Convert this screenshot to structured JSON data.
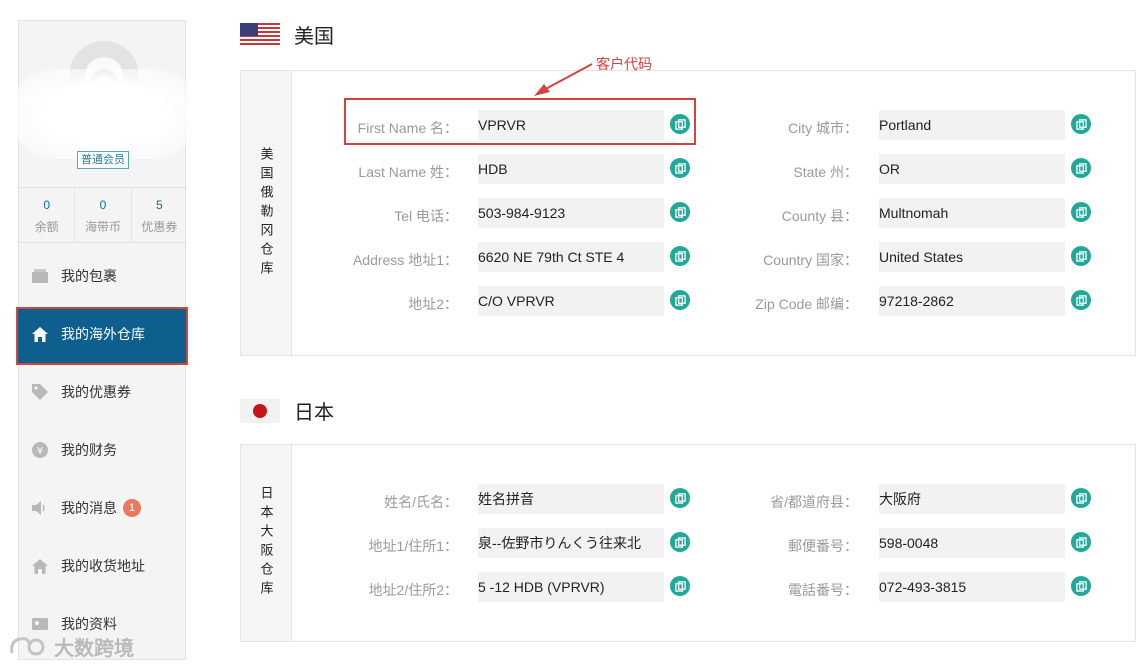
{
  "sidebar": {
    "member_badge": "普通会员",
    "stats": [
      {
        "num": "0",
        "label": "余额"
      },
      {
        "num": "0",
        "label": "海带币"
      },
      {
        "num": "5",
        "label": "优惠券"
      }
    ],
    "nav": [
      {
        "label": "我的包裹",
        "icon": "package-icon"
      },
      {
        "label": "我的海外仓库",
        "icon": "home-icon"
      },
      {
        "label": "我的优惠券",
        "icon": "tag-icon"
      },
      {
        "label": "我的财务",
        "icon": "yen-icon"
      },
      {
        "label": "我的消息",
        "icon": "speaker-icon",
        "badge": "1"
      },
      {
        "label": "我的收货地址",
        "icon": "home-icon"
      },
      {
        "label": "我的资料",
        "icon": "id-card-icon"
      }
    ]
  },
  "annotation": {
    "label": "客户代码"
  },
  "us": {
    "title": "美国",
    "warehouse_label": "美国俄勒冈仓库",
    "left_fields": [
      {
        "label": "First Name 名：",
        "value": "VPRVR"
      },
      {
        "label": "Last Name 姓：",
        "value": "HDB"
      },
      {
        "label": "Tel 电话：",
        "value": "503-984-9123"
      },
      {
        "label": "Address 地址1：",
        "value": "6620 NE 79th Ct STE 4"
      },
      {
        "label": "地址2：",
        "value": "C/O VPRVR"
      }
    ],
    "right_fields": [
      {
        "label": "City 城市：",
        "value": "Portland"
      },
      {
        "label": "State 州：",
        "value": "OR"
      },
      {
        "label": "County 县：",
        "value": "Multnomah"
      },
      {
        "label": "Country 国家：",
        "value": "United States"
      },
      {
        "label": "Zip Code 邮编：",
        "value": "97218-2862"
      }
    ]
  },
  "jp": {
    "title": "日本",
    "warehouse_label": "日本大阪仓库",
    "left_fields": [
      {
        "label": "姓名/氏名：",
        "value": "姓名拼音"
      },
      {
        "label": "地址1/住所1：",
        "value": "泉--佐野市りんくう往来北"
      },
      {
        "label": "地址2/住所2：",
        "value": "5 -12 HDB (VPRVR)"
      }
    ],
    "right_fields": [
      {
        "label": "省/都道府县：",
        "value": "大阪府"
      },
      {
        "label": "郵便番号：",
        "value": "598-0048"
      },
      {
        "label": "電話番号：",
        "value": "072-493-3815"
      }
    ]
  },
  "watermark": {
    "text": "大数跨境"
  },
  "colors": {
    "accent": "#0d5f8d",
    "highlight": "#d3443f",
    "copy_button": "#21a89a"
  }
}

* * *

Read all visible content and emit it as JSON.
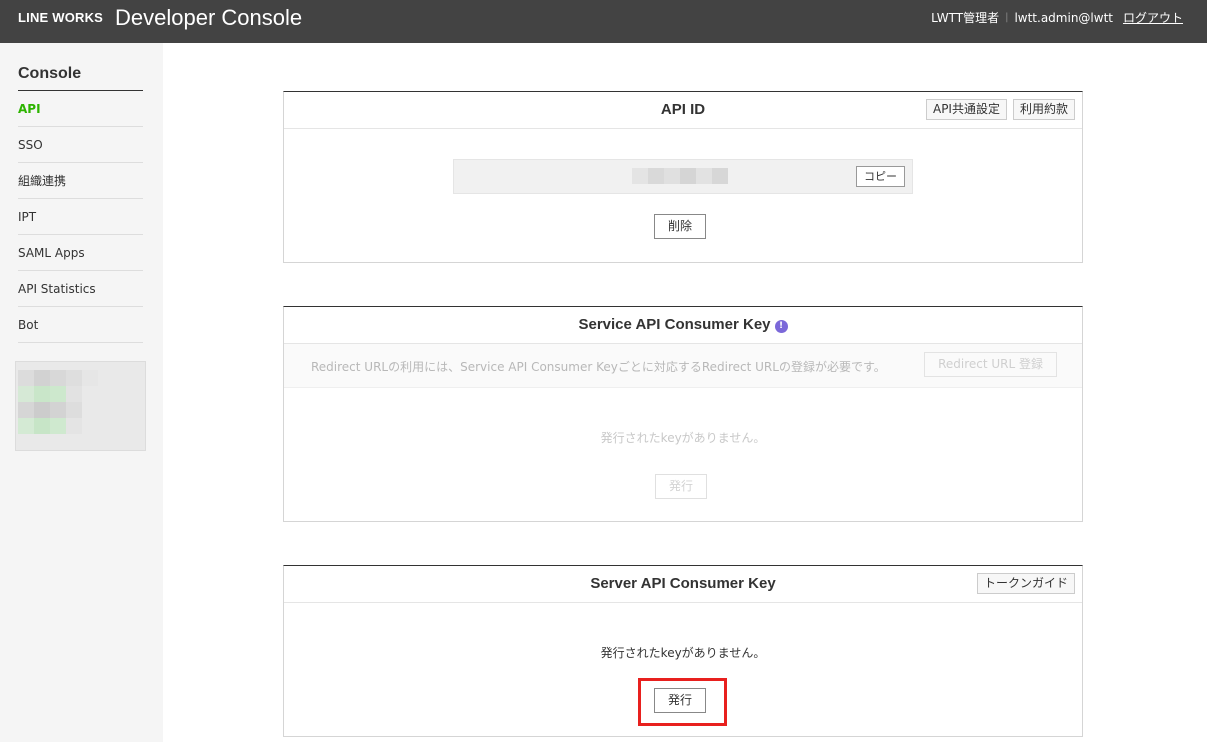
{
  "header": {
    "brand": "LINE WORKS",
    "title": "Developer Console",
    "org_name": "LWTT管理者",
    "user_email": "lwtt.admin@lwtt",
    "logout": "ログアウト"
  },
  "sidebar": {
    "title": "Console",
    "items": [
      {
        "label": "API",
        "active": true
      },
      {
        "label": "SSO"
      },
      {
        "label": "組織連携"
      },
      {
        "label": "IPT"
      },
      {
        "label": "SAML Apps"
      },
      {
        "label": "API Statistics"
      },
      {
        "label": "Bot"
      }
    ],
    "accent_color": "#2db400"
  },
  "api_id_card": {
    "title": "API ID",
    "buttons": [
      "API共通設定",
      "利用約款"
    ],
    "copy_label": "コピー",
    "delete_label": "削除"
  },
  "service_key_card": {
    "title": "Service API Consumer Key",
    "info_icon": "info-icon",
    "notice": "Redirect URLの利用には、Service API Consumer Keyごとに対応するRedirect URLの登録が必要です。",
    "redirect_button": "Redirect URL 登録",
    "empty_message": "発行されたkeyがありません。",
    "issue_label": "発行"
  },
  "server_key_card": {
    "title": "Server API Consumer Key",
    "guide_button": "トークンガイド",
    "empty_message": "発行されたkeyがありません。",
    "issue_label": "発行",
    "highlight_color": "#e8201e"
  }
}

==

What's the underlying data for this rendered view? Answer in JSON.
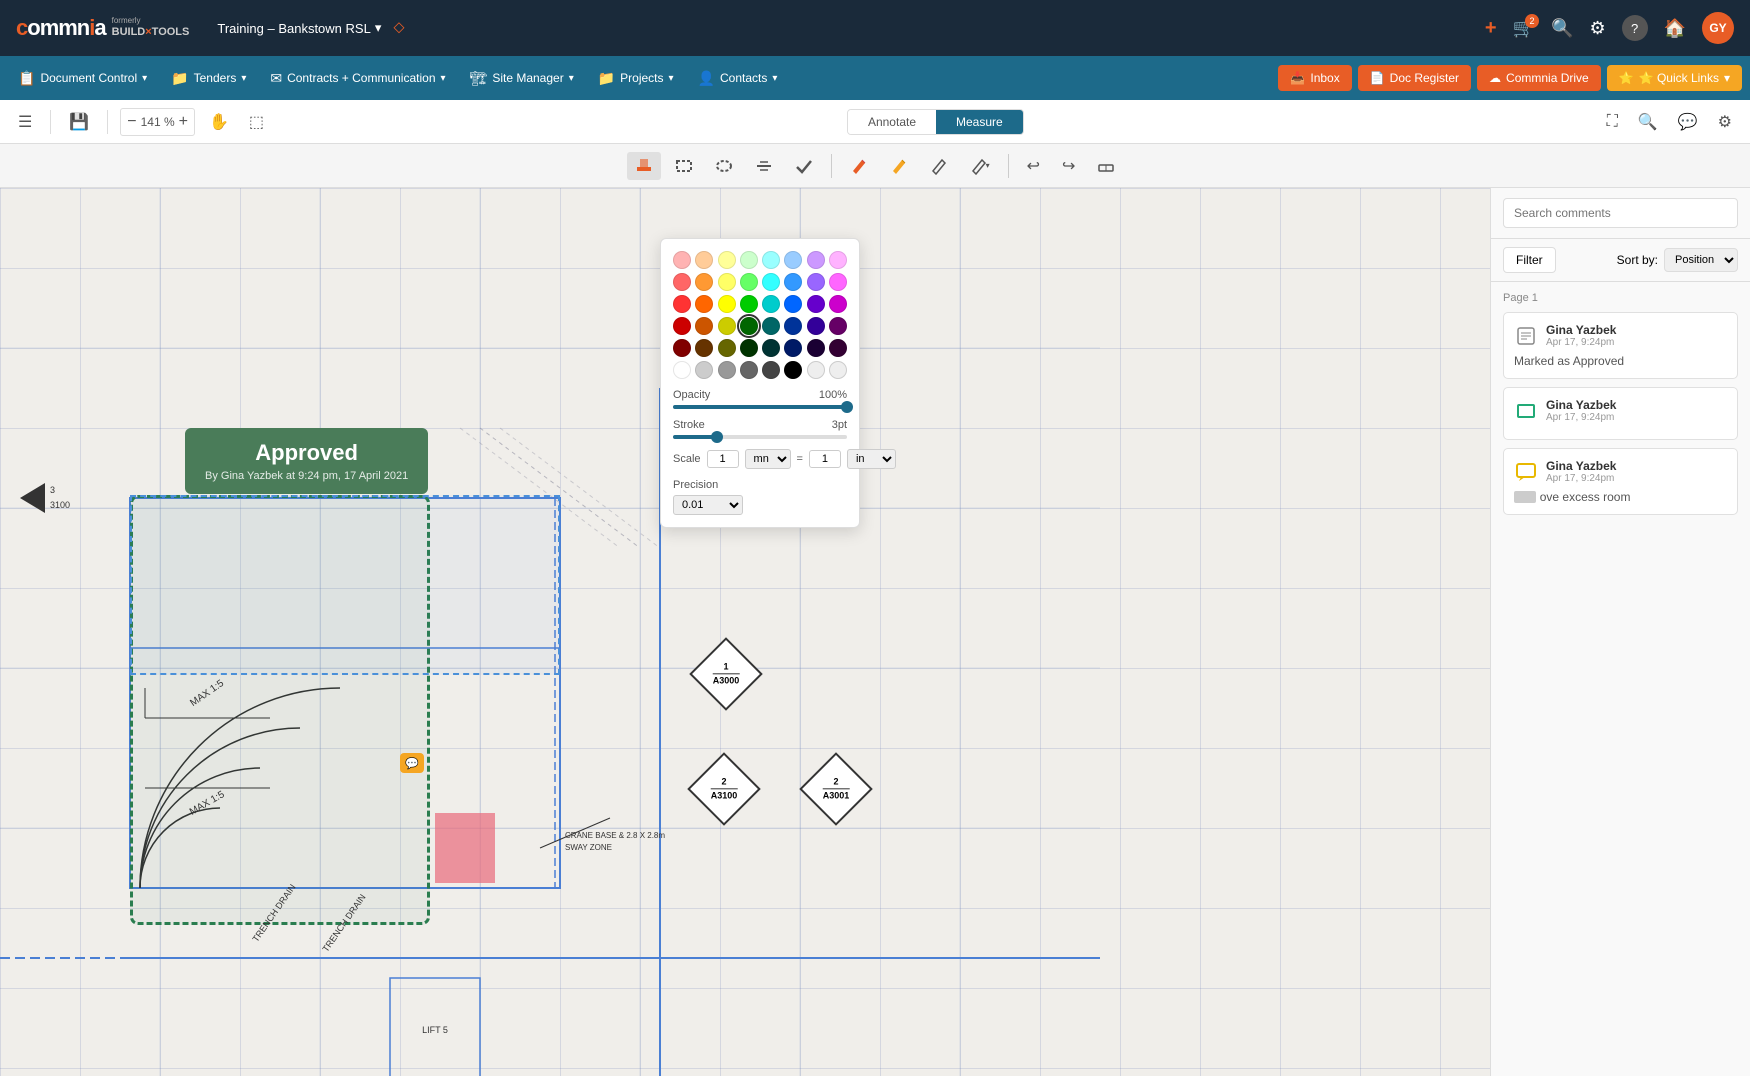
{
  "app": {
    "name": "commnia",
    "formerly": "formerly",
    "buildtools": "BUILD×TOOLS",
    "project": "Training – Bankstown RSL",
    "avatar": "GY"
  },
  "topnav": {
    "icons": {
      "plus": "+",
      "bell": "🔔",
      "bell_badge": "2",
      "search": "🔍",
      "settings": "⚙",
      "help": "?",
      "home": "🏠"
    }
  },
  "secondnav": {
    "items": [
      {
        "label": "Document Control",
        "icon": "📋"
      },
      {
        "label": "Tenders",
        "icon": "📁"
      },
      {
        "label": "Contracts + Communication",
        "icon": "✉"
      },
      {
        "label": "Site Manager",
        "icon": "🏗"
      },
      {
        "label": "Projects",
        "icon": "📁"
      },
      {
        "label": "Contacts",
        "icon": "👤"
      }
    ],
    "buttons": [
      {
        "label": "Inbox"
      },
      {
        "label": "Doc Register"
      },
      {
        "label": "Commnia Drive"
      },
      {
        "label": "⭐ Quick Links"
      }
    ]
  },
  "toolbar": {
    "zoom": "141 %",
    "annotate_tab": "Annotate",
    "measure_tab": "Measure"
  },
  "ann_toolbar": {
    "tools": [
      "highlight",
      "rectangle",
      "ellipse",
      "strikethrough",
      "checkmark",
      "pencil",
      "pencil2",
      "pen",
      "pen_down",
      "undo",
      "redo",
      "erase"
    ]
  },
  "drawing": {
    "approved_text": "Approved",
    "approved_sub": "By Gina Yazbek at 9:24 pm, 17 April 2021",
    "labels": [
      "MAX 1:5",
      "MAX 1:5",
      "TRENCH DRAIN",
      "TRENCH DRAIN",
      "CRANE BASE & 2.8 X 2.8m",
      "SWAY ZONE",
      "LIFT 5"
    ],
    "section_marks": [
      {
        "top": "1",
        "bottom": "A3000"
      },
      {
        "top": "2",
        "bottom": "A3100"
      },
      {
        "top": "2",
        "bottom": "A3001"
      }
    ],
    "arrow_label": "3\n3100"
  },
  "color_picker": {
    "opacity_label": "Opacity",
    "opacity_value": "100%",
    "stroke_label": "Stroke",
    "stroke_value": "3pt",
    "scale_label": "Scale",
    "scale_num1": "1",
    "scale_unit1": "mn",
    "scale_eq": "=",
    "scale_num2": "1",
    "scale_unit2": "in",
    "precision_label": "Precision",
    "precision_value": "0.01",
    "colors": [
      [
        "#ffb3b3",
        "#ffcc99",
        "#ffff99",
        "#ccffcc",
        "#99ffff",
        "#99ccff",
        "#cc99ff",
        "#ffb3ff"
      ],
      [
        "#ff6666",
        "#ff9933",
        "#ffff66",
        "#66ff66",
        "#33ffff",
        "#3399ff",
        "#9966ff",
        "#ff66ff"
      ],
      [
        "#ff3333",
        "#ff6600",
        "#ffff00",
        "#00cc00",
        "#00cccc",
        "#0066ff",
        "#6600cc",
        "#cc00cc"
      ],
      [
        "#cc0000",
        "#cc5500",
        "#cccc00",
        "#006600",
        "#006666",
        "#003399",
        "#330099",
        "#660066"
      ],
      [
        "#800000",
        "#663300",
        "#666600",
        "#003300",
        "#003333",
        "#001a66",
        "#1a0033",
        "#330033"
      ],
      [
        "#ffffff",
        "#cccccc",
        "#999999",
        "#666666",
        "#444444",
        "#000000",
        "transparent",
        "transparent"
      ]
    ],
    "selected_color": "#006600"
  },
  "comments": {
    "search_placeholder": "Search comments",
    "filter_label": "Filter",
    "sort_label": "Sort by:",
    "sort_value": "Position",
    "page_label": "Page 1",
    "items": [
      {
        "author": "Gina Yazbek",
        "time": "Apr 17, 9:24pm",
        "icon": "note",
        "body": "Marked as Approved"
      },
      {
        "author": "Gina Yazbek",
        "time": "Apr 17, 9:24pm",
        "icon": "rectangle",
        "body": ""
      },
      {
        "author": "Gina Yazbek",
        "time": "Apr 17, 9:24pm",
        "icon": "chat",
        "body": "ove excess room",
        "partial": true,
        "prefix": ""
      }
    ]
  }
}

### Exercise goal
The word "Console" may occur in lines of the records. Report how many such lines there are, giving only the number.

### Reply to the task
2